GIVEN PROBLEM: Reproduce every line of the material below verbatim, with nothing changed.

PROVIDED RECORDS:
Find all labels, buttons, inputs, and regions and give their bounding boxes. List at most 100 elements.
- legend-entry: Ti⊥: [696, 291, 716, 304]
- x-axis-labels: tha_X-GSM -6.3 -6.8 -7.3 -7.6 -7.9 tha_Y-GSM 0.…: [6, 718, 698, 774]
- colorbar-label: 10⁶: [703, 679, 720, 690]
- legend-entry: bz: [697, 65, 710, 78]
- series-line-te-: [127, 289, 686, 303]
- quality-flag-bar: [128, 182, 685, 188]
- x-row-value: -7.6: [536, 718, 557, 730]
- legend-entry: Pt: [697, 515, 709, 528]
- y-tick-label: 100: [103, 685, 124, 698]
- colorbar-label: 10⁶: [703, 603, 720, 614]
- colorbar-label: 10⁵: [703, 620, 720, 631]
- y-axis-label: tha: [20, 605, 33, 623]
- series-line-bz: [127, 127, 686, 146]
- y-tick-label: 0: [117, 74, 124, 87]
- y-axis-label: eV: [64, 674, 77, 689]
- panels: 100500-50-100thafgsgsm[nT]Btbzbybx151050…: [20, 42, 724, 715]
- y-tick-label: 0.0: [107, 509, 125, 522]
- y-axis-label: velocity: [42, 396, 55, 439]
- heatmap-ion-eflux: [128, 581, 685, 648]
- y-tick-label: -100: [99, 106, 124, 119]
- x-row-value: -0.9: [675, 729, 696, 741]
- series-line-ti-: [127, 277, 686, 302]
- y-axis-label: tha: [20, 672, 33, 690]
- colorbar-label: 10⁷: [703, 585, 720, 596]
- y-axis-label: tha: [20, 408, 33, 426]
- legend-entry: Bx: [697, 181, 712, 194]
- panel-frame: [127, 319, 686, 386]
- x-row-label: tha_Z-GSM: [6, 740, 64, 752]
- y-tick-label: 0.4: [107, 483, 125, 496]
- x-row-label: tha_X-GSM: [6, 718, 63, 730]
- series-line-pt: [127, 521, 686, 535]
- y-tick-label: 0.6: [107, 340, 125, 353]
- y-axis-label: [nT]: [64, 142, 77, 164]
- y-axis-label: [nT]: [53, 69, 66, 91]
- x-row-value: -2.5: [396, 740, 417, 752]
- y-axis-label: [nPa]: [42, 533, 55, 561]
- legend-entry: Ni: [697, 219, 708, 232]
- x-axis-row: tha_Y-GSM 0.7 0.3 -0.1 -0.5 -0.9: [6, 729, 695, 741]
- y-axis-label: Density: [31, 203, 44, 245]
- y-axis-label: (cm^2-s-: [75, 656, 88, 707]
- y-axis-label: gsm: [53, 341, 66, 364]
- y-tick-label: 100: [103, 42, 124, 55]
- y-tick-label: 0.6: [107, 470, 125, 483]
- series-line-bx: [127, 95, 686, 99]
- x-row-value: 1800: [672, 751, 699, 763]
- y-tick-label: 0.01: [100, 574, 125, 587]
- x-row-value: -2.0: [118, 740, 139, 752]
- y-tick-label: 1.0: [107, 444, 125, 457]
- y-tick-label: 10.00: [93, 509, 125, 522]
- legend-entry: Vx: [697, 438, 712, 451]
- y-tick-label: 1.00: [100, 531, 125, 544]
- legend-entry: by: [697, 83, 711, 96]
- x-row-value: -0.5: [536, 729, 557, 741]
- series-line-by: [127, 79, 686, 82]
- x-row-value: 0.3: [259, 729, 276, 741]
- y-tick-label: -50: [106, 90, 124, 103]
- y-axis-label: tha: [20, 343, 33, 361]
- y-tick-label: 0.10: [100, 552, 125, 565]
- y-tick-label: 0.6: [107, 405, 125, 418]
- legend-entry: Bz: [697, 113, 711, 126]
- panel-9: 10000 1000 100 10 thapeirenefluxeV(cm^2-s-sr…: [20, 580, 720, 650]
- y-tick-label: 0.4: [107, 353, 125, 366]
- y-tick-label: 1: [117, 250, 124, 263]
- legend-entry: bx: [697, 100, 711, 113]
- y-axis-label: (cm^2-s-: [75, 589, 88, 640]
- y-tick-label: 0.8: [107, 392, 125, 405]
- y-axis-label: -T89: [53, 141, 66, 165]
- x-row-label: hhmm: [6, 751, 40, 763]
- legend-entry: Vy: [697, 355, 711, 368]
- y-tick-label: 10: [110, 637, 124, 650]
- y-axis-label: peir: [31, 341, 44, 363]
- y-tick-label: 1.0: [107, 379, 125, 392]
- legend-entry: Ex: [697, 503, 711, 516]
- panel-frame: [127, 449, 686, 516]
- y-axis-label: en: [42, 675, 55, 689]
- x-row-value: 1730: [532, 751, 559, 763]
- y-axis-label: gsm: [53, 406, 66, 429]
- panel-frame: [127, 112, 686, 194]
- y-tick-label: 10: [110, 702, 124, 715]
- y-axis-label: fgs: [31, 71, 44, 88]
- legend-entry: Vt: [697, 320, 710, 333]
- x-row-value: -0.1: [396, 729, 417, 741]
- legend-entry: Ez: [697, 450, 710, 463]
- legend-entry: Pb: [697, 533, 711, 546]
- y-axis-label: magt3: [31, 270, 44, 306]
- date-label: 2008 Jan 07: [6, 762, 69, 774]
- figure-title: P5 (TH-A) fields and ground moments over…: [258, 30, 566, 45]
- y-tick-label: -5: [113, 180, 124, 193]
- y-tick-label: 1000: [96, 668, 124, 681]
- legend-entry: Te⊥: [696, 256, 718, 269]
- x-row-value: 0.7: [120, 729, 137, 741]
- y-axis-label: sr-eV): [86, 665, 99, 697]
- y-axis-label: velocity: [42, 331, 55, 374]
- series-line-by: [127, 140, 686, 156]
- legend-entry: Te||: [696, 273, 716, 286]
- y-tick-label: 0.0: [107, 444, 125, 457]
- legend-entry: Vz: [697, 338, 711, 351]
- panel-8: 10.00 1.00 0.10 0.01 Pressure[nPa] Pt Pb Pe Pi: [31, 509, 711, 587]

COMPLETE ANSWER:
Find all labels, buttons, inputs, and regions and give their bounding boxes. List at most 100 elements.
- legend-entry: Ti⊥: [696, 291, 716, 304]
- x-axis-labels: tha_X-GSM -6.3 -6.8 -7.3 -7.6 -7.9 tha_Y-GSM 0.…: [6, 718, 698, 774]
- colorbar-label: 10⁶: [703, 679, 720, 690]
- legend-entry: bz: [697, 65, 710, 78]
- series-line-te-: [127, 289, 686, 303]
- quality-flag-bar: [128, 182, 685, 188]
- x-row-value: -7.6: [536, 718, 557, 730]
- legend-entry: Pt: [697, 515, 709, 528]
- y-tick-label: 100: [103, 685, 124, 698]
- colorbar-label: 10⁶: [703, 603, 720, 614]
- colorbar-label: 10⁵: [703, 620, 720, 631]
- y-axis-label: tha: [20, 605, 33, 623]
- series-line-bz: [127, 127, 686, 146]
- y-tick-label: 0: [117, 74, 124, 87]
- y-axis-label: eV: [64, 674, 77, 689]
- panels: 100500-50-100thafgsgsm[nT]Btbzbybx151050…: [20, 42, 724, 715]
- y-tick-label: 0.0: [107, 509, 125, 522]
- y-axis-label: velocity: [42, 396, 55, 439]
- heatmap-ion-eflux: [128, 581, 685, 648]
- y-tick-label: -100: [99, 106, 124, 119]
- x-row-value: -0.9: [675, 729, 696, 741]
- series-line-ti-: [127, 277, 686, 302]
- y-axis-label: tha: [20, 672, 33, 690]
- colorbar-label: 10⁷: [703, 585, 720, 596]
- y-axis-label: tha: [20, 408, 33, 426]
- legend-entry: Bx: [697, 181, 712, 194]
- panel-frame: [127, 319, 686, 386]
- x-row-label: tha_Z-GSM: [6, 740, 64, 752]
- y-tick-label: 0.4: [107, 483, 125, 496]
- x-row-label: tha_X-GSM: [6, 718, 63, 730]
- series-line-pt: [127, 521, 686, 535]
- y-tick-label: 0.6: [107, 340, 125, 353]
- y-axis-label: [nT]: [64, 142, 77, 164]
- y-axis-label: [nT]: [53, 69, 66, 91]
- x-row-value: -2.5: [396, 740, 417, 752]
- y-axis-label: [nPa]: [42, 533, 55, 561]
- legend-entry: Ni: [697, 219, 708, 232]
- x-axis-row: tha_Y-GSM 0.7 0.3 -0.1 -0.5 -0.9: [6, 729, 695, 741]
- y-axis-label: Density: [31, 203, 44, 245]
- y-axis-label: (cm^2-s-: [75, 656, 88, 707]
- y-axis-label: gsm: [53, 341, 66, 364]
- y-tick-label: 100: [103, 42, 124, 55]
- y-tick-label: 0.6: [107, 470, 125, 483]
- series-line-bx: [127, 95, 686, 99]
- x-row-value: 1800: [672, 751, 699, 763]
- y-tick-label: 0.01: [100, 574, 125, 587]
- x-row-value: -2.0: [118, 740, 139, 752]
- y-tick-label: 1.0: [107, 444, 125, 457]
- y-tick-label: 10.00: [93, 509, 125, 522]
- legend-entry: Vx: [697, 438, 712, 451]
- y-tick-label: 1.00: [100, 531, 125, 544]
- legend-entry: by: [697, 83, 711, 96]
- x-row-value: -0.5: [536, 729, 557, 741]
- series-line-by: [127, 79, 686, 82]
- x-row-value: 0.3: [259, 729, 276, 741]
- y-tick-label: -50: [106, 90, 124, 103]
- y-axis-label: tha: [20, 343, 33, 361]
- y-tick-label: 0.10: [100, 552, 125, 565]
- y-tick-label: 0.6: [107, 405, 125, 418]
- legend-entry: Bz: [697, 113, 711, 126]
- panel-9: 10000 1000 100 10 thapeirenefluxeV(cm^2-s-sr…: [20, 580, 720, 650]
- y-tick-label: 0.4: [107, 353, 125, 366]
- y-tick-label: 1: [117, 250, 124, 263]
- legend-entry: bx: [697, 100, 711, 113]
- y-axis-label: (cm^2-s-: [75, 589, 88, 640]
- y-tick-label: 0.8: [107, 392, 125, 405]
- y-axis-label: -T89: [53, 141, 66, 165]
- x-row-label: hhmm: [6, 751, 40, 763]
- legend-entry: Vy: [697, 355, 711, 368]
- y-tick-label: 10: [110, 637, 124, 650]
- y-axis-label: peir: [31, 341, 44, 363]
- y-tick-label: 1.0: [107, 379, 125, 392]
- legend-entry: Ex: [697, 503, 711, 516]
- panel-frame: [127, 449, 686, 516]
- y-axis-label: en: [42, 675, 55, 689]
- x-row-value: 1730: [532, 751, 559, 763]
- y-axis-label: gsm: [53, 406, 66, 429]
- panel-frame: [127, 112, 686, 194]
- y-tick-label: 10: [110, 702, 124, 715]
- y-axis-label: fgs: [31, 71, 44, 88]
- legend-entry: Vt: [697, 320, 710, 333]
- x-row-value: -0.1: [396, 729, 417, 741]
- legend-entry: Ez: [697, 450, 710, 463]
- legend-entry: Pb: [697, 533, 711, 546]
- y-axis-label: magt3: [31, 270, 44, 306]
- date-label: 2008 Jan 07: [6, 762, 69, 774]
- figure-title: P5 (TH-A) fields and ground moments over…: [258, 30, 566, 45]
- y-tick-label: -5: [113, 180, 124, 193]
- y-tick-label: 1000: [96, 668, 124, 681]
- legend-entry: Te⊥: [696, 256, 718, 269]
- x-row-value: 0.7: [120, 729, 137, 741]
- y-axis-label: sr-eV): [86, 665, 99, 697]
- y-axis-label: velocity: [42, 331, 55, 374]
- series-line-by: [127, 140, 686, 156]
- legend-entry: Te||: [696, 273, 716, 286]
- y-tick-label: 0.0: [107, 444, 125, 457]
- legend-entry: Vz: [697, 338, 711, 351]
- panel-8: 10.00 1.00 0.10 0.01 Pressure[nPa] Pt Pb Pe Pi: [31, 509, 711, 587]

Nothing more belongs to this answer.